— Start DOCUMENT TEXT —

# Wiring Hydor heater to an Stc-1000



## Wendal_spanswick (22 Jul 2015)

Hi all, I've got hold of an Stc-1000 thermostat controller for wiring to my Hydor heater. I've had a couple of Hydors and love them, never had one stick on and boil fishes but I like the security of having an Stc-1000 controlling the heater in what will be a new tank set up for me soon. I'm pretty good with diy etc but can someone explain to me very very simply how to wire in one of these please. I've had a look online and seen project boxes, extra sockets, chocky blocks etc and it suddenly seems a bit more complicated. 
In my head I had to put wire in some cable with a plug on into the mains connections on the back of the unit, cut the plug off my heater and wire that into the heat connections, attach the sensor, mount the stc and hey presto. If that's not right, please talk to me like an idiot when explaining where I've gone wrong. Thanks.


----------



## zozo (23 Jul 2015)

Is it this one? Does yours still have this label?




Then first get a multimeter to check if it still works as should. Just put the mains power cord on 1 and 2 and a working sensor on 3 and 4.

Switch the mutli meter button to measure Ohm, isn't important how much just Ohm. Put the multimeter on 5 and 6. The multimeter should read "1".

Now go to the front and switch the thing on.. Wait till current temp reading is stable.. Set the disered temp to 2 degrees higher then current temp. Take the probe in your hand and close it warm the probe with your hand. The temp rises and when the desired temp is met it should say CLICK and the multimeter should read 0.00 

Then you now it works. Can you do that? After that check we go a step further?


----------



## zozo (23 Jul 2015)

Sorry its other way around with heating instead of cooling of course  multi meter should read 0.00 when deseried temp is not met and read 1 if probe temp is lower then set temp.  My bad.. Its warm today and was thinking about cooling things..


----------



## zozo (23 Jul 2015)

If it works, the rest is straight foreward.. 5 and 6 does nothing more than connect or disconnect (Open/CLose). So if set temp is reached 5 and 6 disconnect (open) en socket is cut off from power. 

Set temp is not reached 5 and 6 are connected (closed) and socket gets power.


 
Needles to say i guess you should use power cable which meets your Hydor wattage/amps.


----------



## Wendal_spanswick (23 Jul 2015)

Hi Zozo, yes it works, it's a new one. I think your last diagram makes it understandable for me. Thank you.


----------

— End DOCUMENT TEXT —
— Start ENTRIES PROVIDED —

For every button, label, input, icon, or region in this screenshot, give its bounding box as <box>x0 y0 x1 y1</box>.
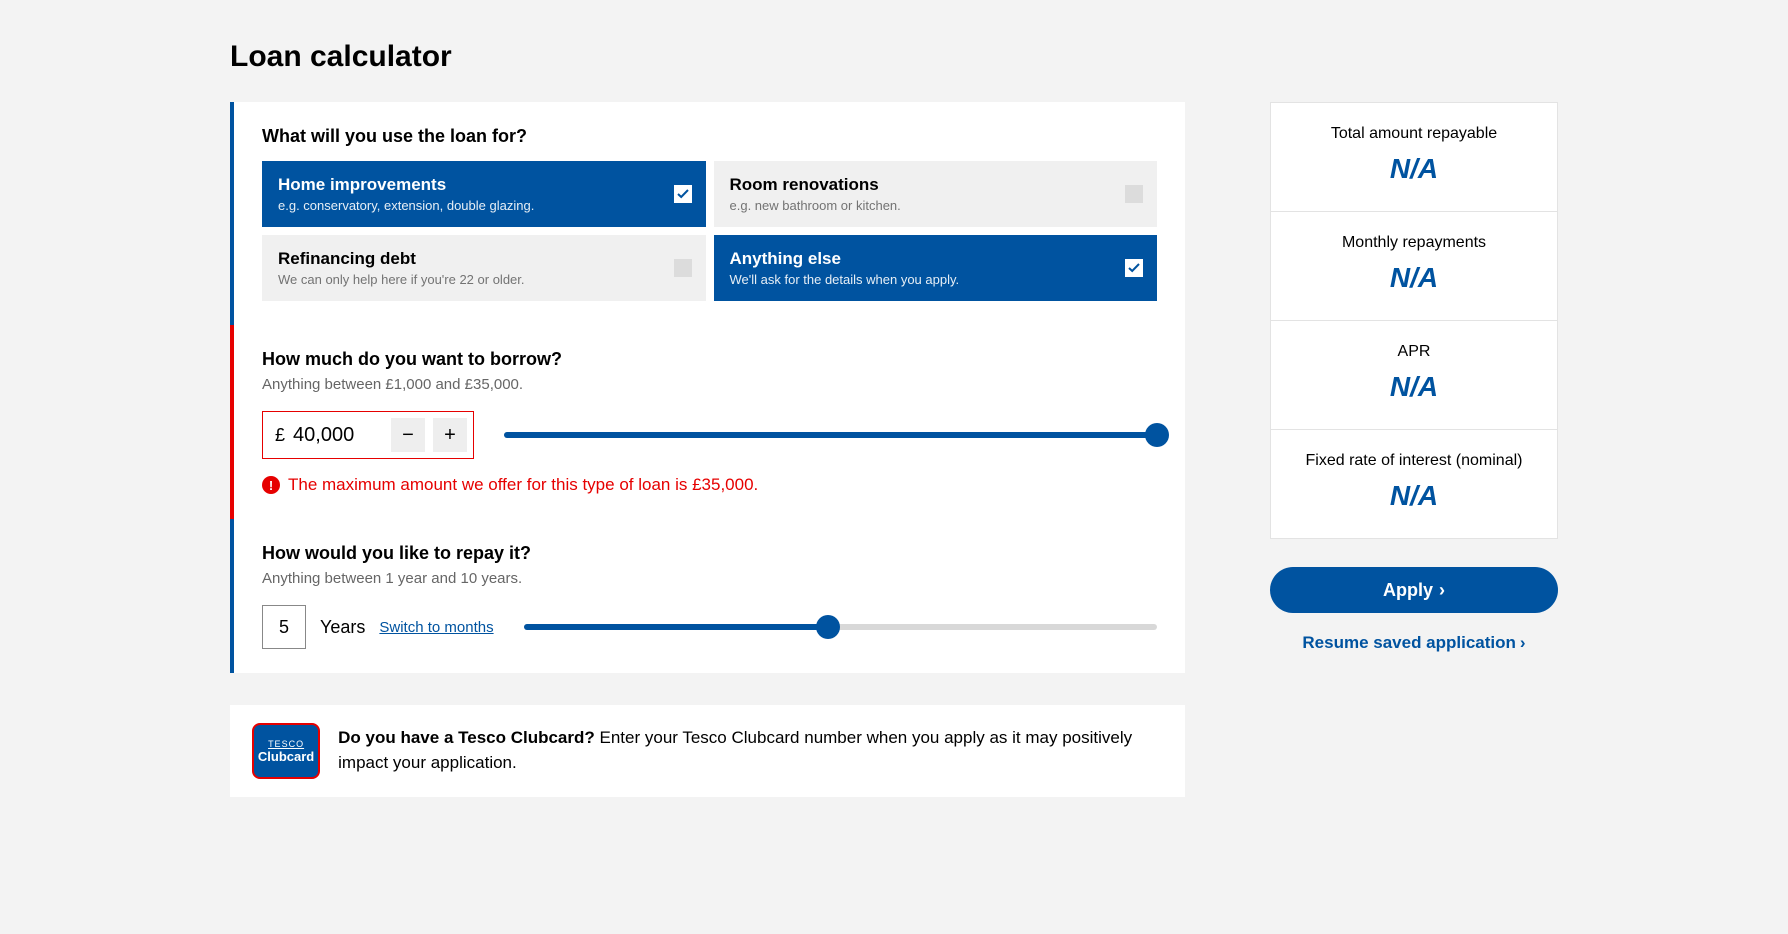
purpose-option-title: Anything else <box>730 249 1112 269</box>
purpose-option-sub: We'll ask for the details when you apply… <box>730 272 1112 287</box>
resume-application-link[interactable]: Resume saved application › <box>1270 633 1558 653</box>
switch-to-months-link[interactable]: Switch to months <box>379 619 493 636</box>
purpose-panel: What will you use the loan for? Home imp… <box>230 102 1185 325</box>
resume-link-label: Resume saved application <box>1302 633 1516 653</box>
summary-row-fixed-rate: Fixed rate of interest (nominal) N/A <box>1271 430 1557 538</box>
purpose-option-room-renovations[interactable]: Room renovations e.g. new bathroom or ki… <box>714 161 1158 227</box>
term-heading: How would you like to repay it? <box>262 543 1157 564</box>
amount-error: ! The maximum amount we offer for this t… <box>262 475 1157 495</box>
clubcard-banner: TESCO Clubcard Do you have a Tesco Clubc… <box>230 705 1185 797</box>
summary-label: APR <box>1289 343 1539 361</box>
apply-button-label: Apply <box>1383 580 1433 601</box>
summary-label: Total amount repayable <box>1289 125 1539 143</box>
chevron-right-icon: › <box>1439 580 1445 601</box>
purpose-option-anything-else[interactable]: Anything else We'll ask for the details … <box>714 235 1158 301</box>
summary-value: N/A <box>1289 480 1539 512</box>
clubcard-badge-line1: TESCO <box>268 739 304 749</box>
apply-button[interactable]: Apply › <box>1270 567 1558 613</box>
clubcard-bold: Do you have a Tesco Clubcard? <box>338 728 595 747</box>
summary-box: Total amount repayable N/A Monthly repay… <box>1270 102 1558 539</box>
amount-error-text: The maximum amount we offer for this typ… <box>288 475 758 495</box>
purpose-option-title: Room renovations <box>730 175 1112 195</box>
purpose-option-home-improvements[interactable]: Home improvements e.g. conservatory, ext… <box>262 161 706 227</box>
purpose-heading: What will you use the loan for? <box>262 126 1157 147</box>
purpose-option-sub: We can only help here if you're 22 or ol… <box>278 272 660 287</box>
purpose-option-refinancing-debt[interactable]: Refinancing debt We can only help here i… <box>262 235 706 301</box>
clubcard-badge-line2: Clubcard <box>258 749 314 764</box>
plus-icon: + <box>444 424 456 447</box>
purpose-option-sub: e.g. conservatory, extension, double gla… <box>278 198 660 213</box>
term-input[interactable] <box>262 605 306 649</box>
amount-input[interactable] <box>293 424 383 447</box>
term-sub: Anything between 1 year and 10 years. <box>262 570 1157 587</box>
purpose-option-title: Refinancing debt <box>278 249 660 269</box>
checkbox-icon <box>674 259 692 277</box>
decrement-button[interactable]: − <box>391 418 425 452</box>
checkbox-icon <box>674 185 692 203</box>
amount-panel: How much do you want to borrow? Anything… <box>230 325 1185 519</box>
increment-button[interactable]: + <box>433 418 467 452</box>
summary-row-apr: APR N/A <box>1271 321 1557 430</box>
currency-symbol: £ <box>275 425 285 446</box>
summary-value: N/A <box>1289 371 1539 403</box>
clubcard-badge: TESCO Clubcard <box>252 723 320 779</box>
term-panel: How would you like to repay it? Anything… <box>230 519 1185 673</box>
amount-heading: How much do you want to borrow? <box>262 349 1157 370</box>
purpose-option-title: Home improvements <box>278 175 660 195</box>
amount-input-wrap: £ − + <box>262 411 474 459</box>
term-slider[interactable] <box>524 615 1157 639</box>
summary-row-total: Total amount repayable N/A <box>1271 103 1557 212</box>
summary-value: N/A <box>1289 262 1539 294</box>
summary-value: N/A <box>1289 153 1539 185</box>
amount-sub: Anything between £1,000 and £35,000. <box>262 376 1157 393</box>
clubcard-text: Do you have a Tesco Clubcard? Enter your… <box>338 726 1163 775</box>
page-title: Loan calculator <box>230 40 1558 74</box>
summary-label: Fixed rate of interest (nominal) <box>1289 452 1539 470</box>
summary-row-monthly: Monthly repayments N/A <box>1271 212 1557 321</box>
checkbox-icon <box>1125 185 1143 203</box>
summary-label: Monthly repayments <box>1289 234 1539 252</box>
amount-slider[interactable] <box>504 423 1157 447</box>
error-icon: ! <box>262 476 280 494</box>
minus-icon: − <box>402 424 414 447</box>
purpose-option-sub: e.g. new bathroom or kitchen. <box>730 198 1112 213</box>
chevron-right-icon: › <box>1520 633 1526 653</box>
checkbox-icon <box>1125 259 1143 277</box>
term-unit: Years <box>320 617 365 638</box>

— End ENTRIES PROVIDED —
— Start ENTRIES PROVIDED —

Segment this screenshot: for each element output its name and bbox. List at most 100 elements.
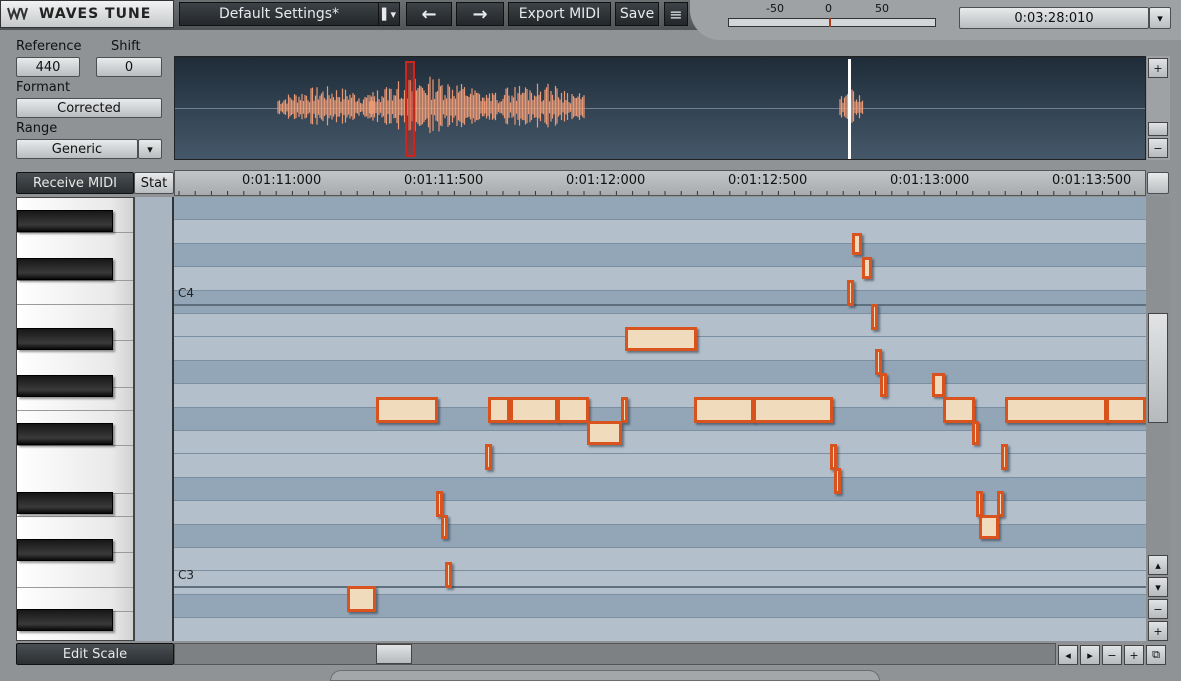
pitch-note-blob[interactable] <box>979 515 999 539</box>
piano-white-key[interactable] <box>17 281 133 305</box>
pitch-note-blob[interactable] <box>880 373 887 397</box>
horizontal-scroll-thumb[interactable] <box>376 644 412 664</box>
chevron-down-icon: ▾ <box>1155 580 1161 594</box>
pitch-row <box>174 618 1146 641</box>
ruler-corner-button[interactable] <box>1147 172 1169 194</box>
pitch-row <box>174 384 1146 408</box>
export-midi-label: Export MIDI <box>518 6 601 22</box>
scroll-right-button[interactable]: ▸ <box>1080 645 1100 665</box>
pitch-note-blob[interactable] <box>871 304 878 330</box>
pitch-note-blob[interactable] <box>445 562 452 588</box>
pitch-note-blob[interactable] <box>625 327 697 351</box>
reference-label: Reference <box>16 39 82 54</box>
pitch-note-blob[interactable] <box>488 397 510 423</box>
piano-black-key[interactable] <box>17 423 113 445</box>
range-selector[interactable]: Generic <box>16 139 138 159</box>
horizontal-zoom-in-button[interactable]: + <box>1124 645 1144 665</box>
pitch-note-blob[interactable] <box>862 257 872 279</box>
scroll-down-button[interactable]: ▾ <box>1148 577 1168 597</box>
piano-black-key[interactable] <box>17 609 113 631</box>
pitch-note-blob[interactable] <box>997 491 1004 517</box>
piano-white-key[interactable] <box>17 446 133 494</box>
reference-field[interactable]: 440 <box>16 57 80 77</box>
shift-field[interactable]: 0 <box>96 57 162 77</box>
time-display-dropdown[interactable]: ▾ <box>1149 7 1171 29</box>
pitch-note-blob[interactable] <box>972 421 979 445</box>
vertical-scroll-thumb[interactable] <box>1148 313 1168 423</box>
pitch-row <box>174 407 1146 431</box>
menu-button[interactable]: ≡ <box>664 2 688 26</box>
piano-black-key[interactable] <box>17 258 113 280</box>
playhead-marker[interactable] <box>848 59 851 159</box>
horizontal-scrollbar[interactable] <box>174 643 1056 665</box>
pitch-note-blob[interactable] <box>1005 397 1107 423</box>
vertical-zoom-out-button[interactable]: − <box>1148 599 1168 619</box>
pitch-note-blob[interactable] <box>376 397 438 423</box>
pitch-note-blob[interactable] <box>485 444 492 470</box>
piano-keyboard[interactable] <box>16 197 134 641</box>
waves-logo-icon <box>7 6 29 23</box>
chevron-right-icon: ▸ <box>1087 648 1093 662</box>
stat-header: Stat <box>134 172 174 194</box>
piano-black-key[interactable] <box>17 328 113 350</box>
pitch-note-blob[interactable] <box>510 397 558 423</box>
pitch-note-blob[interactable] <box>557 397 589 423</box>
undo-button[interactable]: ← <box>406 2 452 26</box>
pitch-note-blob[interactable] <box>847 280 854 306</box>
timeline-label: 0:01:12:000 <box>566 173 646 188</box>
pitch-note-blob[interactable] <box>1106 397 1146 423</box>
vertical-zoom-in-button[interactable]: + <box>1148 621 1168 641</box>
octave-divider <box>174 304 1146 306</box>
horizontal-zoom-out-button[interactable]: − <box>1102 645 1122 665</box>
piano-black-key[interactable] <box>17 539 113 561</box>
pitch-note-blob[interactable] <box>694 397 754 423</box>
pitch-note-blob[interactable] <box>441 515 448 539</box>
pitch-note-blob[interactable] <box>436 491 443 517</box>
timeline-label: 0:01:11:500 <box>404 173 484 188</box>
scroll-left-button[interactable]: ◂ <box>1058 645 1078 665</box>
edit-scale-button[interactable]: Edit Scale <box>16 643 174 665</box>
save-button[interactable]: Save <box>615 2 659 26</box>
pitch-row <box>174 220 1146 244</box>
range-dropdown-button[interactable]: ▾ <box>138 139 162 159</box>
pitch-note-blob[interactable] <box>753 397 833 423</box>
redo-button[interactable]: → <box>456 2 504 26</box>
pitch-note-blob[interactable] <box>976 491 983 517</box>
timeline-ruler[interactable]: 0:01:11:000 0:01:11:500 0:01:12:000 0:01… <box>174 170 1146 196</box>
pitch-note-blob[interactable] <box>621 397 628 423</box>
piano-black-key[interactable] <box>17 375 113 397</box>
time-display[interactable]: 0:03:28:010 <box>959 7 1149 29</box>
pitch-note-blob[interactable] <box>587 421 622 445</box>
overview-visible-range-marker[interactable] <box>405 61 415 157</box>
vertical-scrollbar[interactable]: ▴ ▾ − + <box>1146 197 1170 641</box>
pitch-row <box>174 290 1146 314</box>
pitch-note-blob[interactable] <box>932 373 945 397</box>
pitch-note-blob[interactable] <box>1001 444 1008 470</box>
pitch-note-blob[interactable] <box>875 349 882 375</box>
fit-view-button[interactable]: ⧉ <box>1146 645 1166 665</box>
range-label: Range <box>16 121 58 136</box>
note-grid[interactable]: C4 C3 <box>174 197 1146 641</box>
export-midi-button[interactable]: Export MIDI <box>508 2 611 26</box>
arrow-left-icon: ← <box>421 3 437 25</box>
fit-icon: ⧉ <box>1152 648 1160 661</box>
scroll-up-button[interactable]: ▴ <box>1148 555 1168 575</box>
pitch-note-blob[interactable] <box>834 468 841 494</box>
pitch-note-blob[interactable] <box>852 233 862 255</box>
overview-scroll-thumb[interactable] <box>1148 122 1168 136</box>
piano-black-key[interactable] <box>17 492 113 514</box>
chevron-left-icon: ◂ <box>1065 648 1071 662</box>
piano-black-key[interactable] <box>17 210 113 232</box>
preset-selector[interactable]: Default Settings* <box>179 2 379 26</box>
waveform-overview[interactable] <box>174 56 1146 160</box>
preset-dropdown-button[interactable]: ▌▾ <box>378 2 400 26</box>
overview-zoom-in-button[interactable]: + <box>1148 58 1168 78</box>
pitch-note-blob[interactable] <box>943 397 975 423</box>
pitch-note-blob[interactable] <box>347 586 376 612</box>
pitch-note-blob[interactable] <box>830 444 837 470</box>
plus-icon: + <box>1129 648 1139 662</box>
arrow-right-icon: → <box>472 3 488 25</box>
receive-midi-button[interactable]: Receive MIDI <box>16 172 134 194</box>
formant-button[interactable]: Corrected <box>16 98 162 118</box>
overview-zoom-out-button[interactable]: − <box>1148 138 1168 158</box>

— End ENTRIES PROVIDED —
— Start ENTRIES PROVIDED —

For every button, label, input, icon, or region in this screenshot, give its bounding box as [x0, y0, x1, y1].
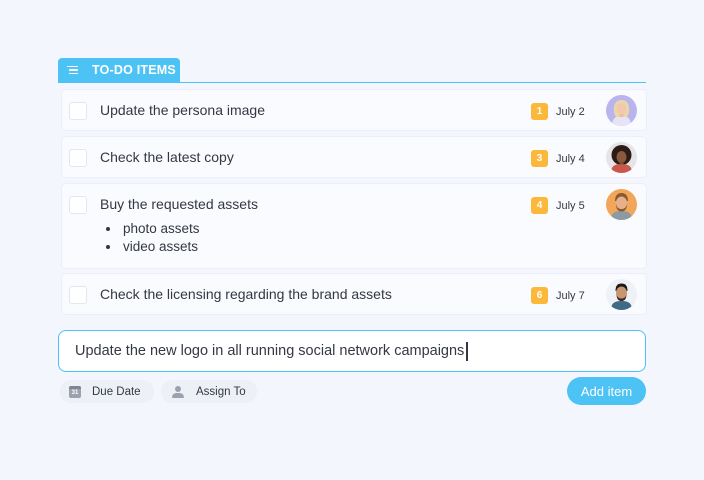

— End ENTRIES PROVIDED —

__REQUIRED TASKS__.
#1 Extract from the Hydor heater wiring thread the passage starting with "Is it this one?" and going on through "a step further?".
#2 Using the Hydor heater wiring thread, say whether each statement agrees with it. Give yes or no for each, and quote the words from the thread that decide it.
(a) Wendal_spanswick has had a Hydor heater stick on and boil fish.
(b) zozo says to set the multimeter to measure Ohm.
(c) zozo says that when the set temperature is not reached, 5 and 6 are connected and the socket gets power.
#3 In the Hydor heater wiring thread, Wendal_spanswick mentions several things seen while looking online that made the job seem more complicated. List them all.

__ANSWERS TO THE PROBLEMS__.
#1
Is it this one? Does yours still have this label?




Then first get a multimeter to check if it still works as should. Just put the mains power cord on 1 and 2 and a working sensor on 3 and 4.

Switch the mutli meter button to measure Ohm, isn't important how much just Ohm. Put the multimeter on 5 and 6. The multimeter should read "1".

Now go to the front and switch the thing on.. Wait till current temp reading is stable.. Set the disered temp to 2 degrees higher then current temp. Take the probe in your hand and close it warm the probe with your hand. The temp rises and when the desired temp is met it should say CLICK and the multimeter should read 0.00 

Then you now it works. Can you do that? After that check we go a step further?

#2
(a) No: "never had one stick on and boil fishes"
(b) Yes: "Switch the mutli meter button to measure Ohm"
(c) Yes: "Set temp is not reached 5 and 6 are connected (closed) and socket gets power."

#3
project boxes
extra sockets
chocky blocks